» Exercise directions
Return the records that follow unaltered. Omit every picture.

» Excerpts from a figure dataset
-*-*-

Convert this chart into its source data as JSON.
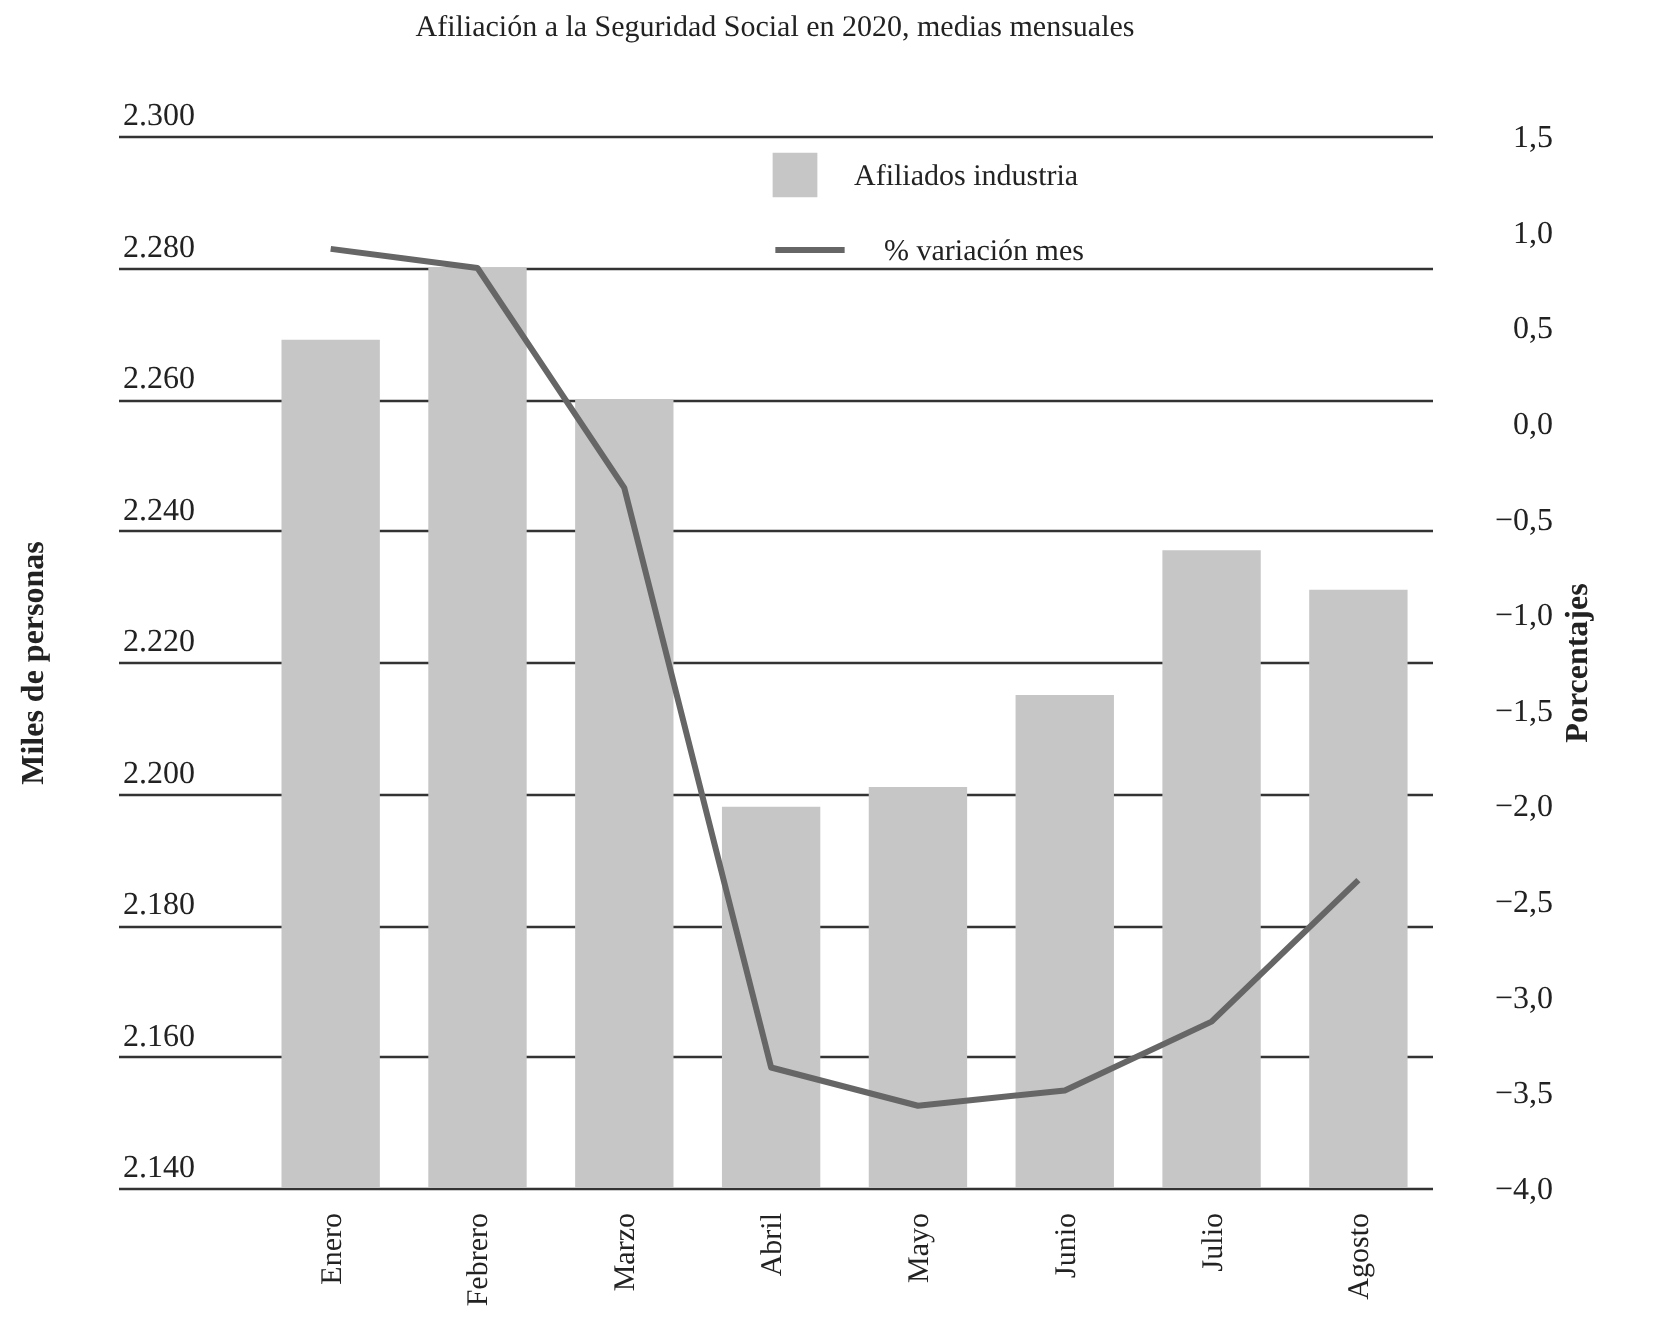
{
  "chart_data": {
    "type": "bar",
    "title": "Afiliación a la Seguridad Social en 2020, medias mensuales",
    "ylabel": "Miles de personas",
    "y2label": "Porcentajes",
    "categories": [
      "Enero",
      "Febrero",
      "Marzo",
      "Abril",
      "Mayo",
      "Junio",
      "Julio",
      "Agosto"
    ],
    "series": [
      {
        "name": "Afiliados industria",
        "color": "#c6c6c6",
        "values": [
          2269,
          2280,
          2260,
          2198,
          2201,
          2215,
          2237,
          2231
        ]
      },
      {
        "name": "% variación mes",
        "type": "line",
        "axis": "y2",
        "color": "#666666",
        "values": [
          0.91,
          0.81,
          -0.34,
          -3.37,
          -3.57,
          -3.49,
          -3.13,
          -2.39
        ]
      }
    ],
    "ylim": [
      2140,
      2300
    ],
    "yticks": [
      {
        "value": 2140,
        "label": "2.140"
      },
      {
        "value": 2160,
        "label": "2.160"
      },
      {
        "value": 2180,
        "label": "2.180"
      },
      {
        "value": 2200,
        "label": "2.200"
      },
      {
        "value": 2220,
        "label": "2.220"
      },
      {
        "value": 2240,
        "label": "2.240"
      },
      {
        "value": 2260,
        "label": "2.260"
      },
      {
        "value": 2280,
        "label": "2.280"
      },
      {
        "value": 2300,
        "label": "2.300"
      }
    ],
    "y2lim": [
      -4,
      1.5
    ],
    "y2ticks": [
      {
        "value": -4,
        "label": "−4,0"
      },
      {
        "value": -3.5,
        "label": "−3,5"
      },
      {
        "value": -3,
        "label": "−3,0"
      },
      {
        "value": -2.5,
        "label": "−2,5"
      },
      {
        "value": -2,
        "label": "−2,0"
      },
      {
        "value": -1.5,
        "label": "−1,5"
      },
      {
        "value": -1,
        "label": "−1,0"
      },
      {
        "value": -0.5,
        "label": "−0,5"
      },
      {
        "value": 0,
        "label": "0,0"
      },
      {
        "value": 0.5,
        "label": "0,5"
      },
      {
        "value": 1,
        "label": "1,0"
      },
      {
        "value": 1.5,
        "label": "1,5"
      }
    ],
    "grid": "y",
    "legend": "top right"
  }
}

-*-*-

» Written answer
Convert this chart into its source data as JSON.
{
  "chart_data": {
    "type": "bar",
    "title": "Afiliación a la Seguridad Social en 2020, medias mensuales",
    "ylabel": "Miles de personas",
    "y2label": "Porcentajes",
    "categories": [
      "Enero",
      "Febrero",
      "Marzo",
      "Abril",
      "Mayo",
      "Junio",
      "Julio",
      "Agosto"
    ],
    "series": [
      {
        "name": "Afiliados industria",
        "color": "#c6c6c6",
        "values": [
          2269,
          2280,
          2260,
          2198,
          2201,
          2215,
          2237,
          2231
        ]
      },
      {
        "name": "% variación mes",
        "type": "line",
        "axis": "y2",
        "color": "#666666",
        "values": [
          0.91,
          0.81,
          -0.34,
          -3.37,
          -3.57,
          -3.49,
          -3.13,
          -2.39
        ]
      }
    ],
    "ylim": [
      2140,
      2300
    ],
    "yticks": [
      {
        "value": 2140,
        "label": "2.140"
      },
      {
        "value": 2160,
        "label": "2.160"
      },
      {
        "value": 2180,
        "label": "2.180"
      },
      {
        "value": 2200,
        "label": "2.200"
      },
      {
        "value": 2220,
        "label": "2.220"
      },
      {
        "value": 2240,
        "label": "2.240"
      },
      {
        "value": 2260,
        "label": "2.260"
      },
      {
        "value": 2280,
        "label": "2.280"
      },
      {
        "value": 2300,
        "label": "2.300"
      }
    ],
    "y2lim": [
      -4,
      1.5
    ],
    "y2ticks": [
      {
        "value": -4,
        "label": "−4,0"
      },
      {
        "value": -3.5,
        "label": "−3,5"
      },
      {
        "value": -3,
        "label": "−3,0"
      },
      {
        "value": -2.5,
        "label": "−2,5"
      },
      {
        "value": -2,
        "label": "−2,0"
      },
      {
        "value": -1.5,
        "label": "−1,5"
      },
      {
        "value": -1,
        "label": "−1,0"
      },
      {
        "value": -0.5,
        "label": "−0,5"
      },
      {
        "value": 0,
        "label": "0,0"
      },
      {
        "value": 0.5,
        "label": "0,5"
      },
      {
        "value": 1,
        "label": "1,0"
      },
      {
        "value": 1.5,
        "label": "1,5"
      }
    ],
    "grid": "y",
    "legend": "top right"
  }
}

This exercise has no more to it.